Layout element entries:
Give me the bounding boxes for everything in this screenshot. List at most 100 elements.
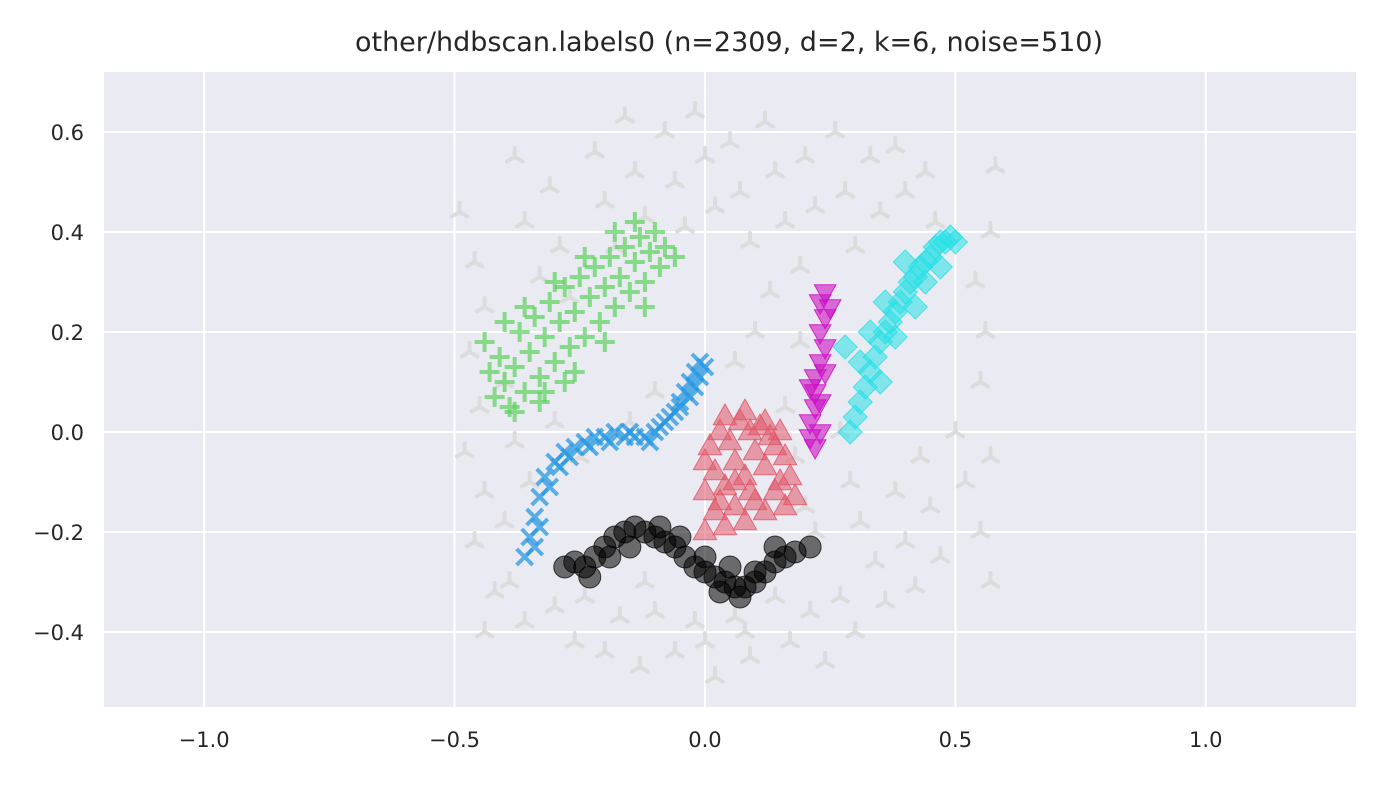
point-tri-down — [803, 439, 827, 461]
point-x — [560, 447, 580, 467]
point-plus — [644, 222, 665, 242]
point-tri — [665, 641, 685, 659]
point-plus — [514, 382, 535, 402]
point-tri — [595, 641, 615, 659]
point-plus — [569, 267, 590, 287]
point-tri — [755, 111, 775, 129]
point-tri — [945, 421, 966, 439]
point-tri — [815, 651, 835, 669]
point-plus — [639, 242, 660, 262]
point-plus — [559, 337, 580, 357]
point-tri — [499, 571, 520, 589]
point-diamond — [902, 294, 929, 320]
point-plus — [529, 367, 550, 387]
point-tri — [474, 621, 495, 639]
point-tri — [910, 446, 931, 464]
point-tri — [695, 146, 715, 164]
point-plus — [524, 307, 545, 327]
point-plus — [609, 267, 630, 287]
point-plus — [624, 212, 645, 232]
point-circle — [763, 535, 787, 559]
point-tri-up — [707, 417, 733, 441]
point-x — [620, 422, 640, 442]
point-plus — [629, 227, 650, 247]
point-circle — [578, 565, 602, 589]
point-tri — [830, 586, 850, 604]
point-tri-up — [692, 477, 718, 501]
point-x — [580, 437, 600, 457]
point-tri — [655, 121, 675, 139]
point-tri — [595, 191, 615, 209]
point-tri-up — [732, 397, 758, 421]
y-tick-label: −0.4 — [33, 621, 84, 645]
point-diamond — [847, 349, 873, 375]
point-x — [670, 392, 690, 412]
point-tri — [795, 146, 815, 164]
y-tick-label: −0.2 — [33, 521, 84, 545]
y-axis-ticks: −0.4 −0.2 0.0 0.2 0.4 0.6 — [33, 121, 84, 645]
point-tri-down — [813, 339, 837, 361]
point-tri — [454, 441, 475, 459]
point-plus — [564, 302, 585, 322]
point-tri — [775, 396, 795, 414]
point-diamond — [832, 334, 858, 360]
point-tri — [464, 531, 485, 549]
point-tri-up — [732, 507, 758, 531]
point-tri-down — [813, 364, 837, 386]
point-tri-up — [752, 497, 778, 521]
point-tri — [760, 281, 780, 299]
point-tri — [474, 481, 495, 499]
point-tri — [574, 586, 595, 604]
x-tick-label: −1.0 — [179, 728, 230, 752]
point-diamond — [892, 249, 918, 275]
series-tri-up — [692, 397, 808, 541]
series-circle — [553, 515, 822, 609]
point-circle — [743, 560, 767, 584]
point-tri-down — [808, 424, 832, 446]
point-tri — [559, 286, 580, 304]
point-tri-up — [722, 467, 748, 491]
point-tri — [845, 236, 865, 254]
point-plus — [554, 372, 575, 392]
point-diamond — [942, 229, 969, 255]
point-tri — [850, 511, 871, 529]
point-tri-down — [798, 379, 822, 401]
point-plus — [604, 222, 625, 242]
point-tri-down — [808, 324, 832, 346]
point-x — [565, 437, 585, 457]
point-tri — [625, 161, 645, 179]
point-plus — [594, 277, 615, 297]
point-tri — [765, 161, 785, 179]
x-tick-label: 1.0 — [1189, 728, 1222, 752]
point-plus — [544, 352, 565, 372]
point-plus — [589, 312, 610, 332]
point-plus — [564, 362, 585, 382]
point-tri — [645, 601, 665, 619]
point-plus — [544, 272, 565, 292]
point-x — [600, 432, 620, 452]
point-tri — [494, 511, 515, 529]
point-plus — [494, 372, 515, 392]
point-plus — [579, 287, 600, 307]
point-tri — [504, 146, 525, 164]
point-tri-up — [692, 447, 718, 471]
point-tri — [980, 571, 1001, 589]
point-tri — [584, 141, 605, 159]
point-plus — [534, 327, 555, 347]
point-tri — [720, 131, 740, 149]
point-tri-down — [808, 394, 832, 416]
point-tri-up — [782, 482, 808, 506]
point-tri — [865, 551, 886, 569]
point-tri — [695, 631, 715, 649]
point-diamond — [857, 319, 883, 345]
point-tri — [675, 216, 695, 234]
point-diamond — [867, 369, 893, 395]
point-tri — [740, 646, 760, 664]
point-tri — [610, 606, 630, 624]
point-x — [690, 367, 710, 387]
point-tri — [980, 221, 1001, 239]
point-tri — [860, 146, 881, 164]
point-circle — [648, 515, 672, 539]
point-circle — [708, 580, 732, 604]
point-tri — [790, 256, 810, 274]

▶ **GIVEN EXERCISE**:
Retype the rows above line for line without changing anything, and leave the pictures out.

▶ **OUTPUT OF THE EXERCISE**:
Give me the bounding boxes for everything in this screenshot. List at most 100 elements.
point-tri-down — [803, 439, 827, 461]
point-x — [560, 447, 580, 467]
point-plus — [644, 222, 665, 242]
point-tri — [665, 641, 685, 659]
point-plus — [514, 382, 535, 402]
point-tri — [595, 641, 615, 659]
point-plus — [569, 267, 590, 287]
point-tri — [755, 111, 775, 129]
point-tri — [945, 421, 966, 439]
point-tri — [815, 651, 835, 669]
point-plus — [639, 242, 660, 262]
point-plus — [559, 337, 580, 357]
point-tri — [499, 571, 520, 589]
point-diamond — [902, 294, 929, 320]
point-plus — [529, 367, 550, 387]
point-tri — [474, 621, 495, 639]
point-tri — [910, 446, 931, 464]
point-tri — [695, 146, 715, 164]
point-plus — [524, 307, 545, 327]
point-plus — [609, 267, 630, 287]
point-plus — [624, 212, 645, 232]
point-circle — [763, 535, 787, 559]
point-tri-up — [707, 417, 733, 441]
point-x — [620, 422, 640, 442]
point-plus — [629, 227, 650, 247]
point-circle — [578, 565, 602, 589]
point-tri — [830, 586, 850, 604]
point-tri-up — [692, 477, 718, 501]
point-x — [580, 437, 600, 457]
point-tri — [655, 121, 675, 139]
point-tri — [595, 191, 615, 209]
point-tri-up — [732, 397, 758, 421]
y-tick-label: −0.4 — [33, 621, 84, 645]
point-diamond — [847, 349, 873, 375]
point-x — [670, 392, 690, 412]
point-tri — [795, 146, 815, 164]
y-tick-label: −0.2 — [33, 521, 84, 545]
y-axis-ticks: −0.4 −0.2 0.0 0.2 0.4 0.6 — [33, 121, 84, 645]
point-tri-down — [813, 339, 837, 361]
point-tri — [454, 441, 475, 459]
point-plus — [564, 302, 585, 322]
point-tri — [775, 396, 795, 414]
point-diamond — [832, 334, 858, 360]
point-tri — [464, 531, 485, 549]
point-tri-up — [732, 507, 758, 531]
point-tri-down — [813, 364, 837, 386]
point-tri-up — [752, 497, 778, 521]
point-tri — [760, 281, 780, 299]
point-tri — [474, 481, 495, 499]
point-tri — [574, 586, 595, 604]
x-tick-label: −1.0 — [179, 728, 230, 752]
point-diamond — [892, 249, 918, 275]
series-tri-up — [692, 397, 808, 541]
series-circle — [553, 515, 822, 609]
point-circle — [743, 560, 767, 584]
point-tri-down — [808, 424, 832, 446]
point-tri — [559, 286, 580, 304]
point-tri-up — [722, 467, 748, 491]
point-tri — [845, 236, 865, 254]
point-plus — [554, 372, 575, 392]
point-diamond — [942, 229, 969, 255]
point-tri — [850, 511, 871, 529]
point-tri-down — [798, 379, 822, 401]
point-plus — [604, 222, 625, 242]
point-tri-down — [808, 324, 832, 346]
point-x — [565, 437, 585, 457]
point-tri — [625, 161, 645, 179]
point-plus — [594, 277, 615, 297]
point-tri — [765, 161, 785, 179]
x-tick-label: 1.0 — [1189, 728, 1222, 752]
point-plus — [544, 352, 565, 372]
point-plus — [589, 312, 610, 332]
point-plus — [564, 362, 585, 382]
point-tri — [645, 601, 665, 619]
point-plus — [544, 272, 565, 292]
point-x — [600, 432, 620, 452]
point-tri — [494, 511, 515, 529]
point-plus — [494, 372, 515, 392]
point-plus — [579, 287, 600, 307]
point-tri — [504, 146, 525, 164]
point-tri-up — [692, 447, 718, 471]
point-tri — [980, 571, 1001, 589]
point-tri — [584, 141, 605, 159]
point-plus — [534, 327, 555, 347]
point-tri — [720, 131, 740, 149]
point-tri-down — [808, 394, 832, 416]
point-tri-up — [782, 482, 808, 506]
point-tri — [865, 551, 886, 569]
point-tri — [695, 631, 715, 649]
point-diamond — [857, 319, 883, 345]
point-tri — [675, 216, 695, 234]
point-diamond — [867, 369, 893, 395]
point-tri — [740, 646, 760, 664]
point-tri — [610, 606, 630, 624]
point-x — [690, 367, 710, 387]
point-tri — [980, 221, 1001, 239]
point-tri — [860, 146, 881, 164]
point-circle — [648, 515, 672, 539]
point-circle — [708, 580, 732, 604]
point-tri — [790, 256, 810, 274]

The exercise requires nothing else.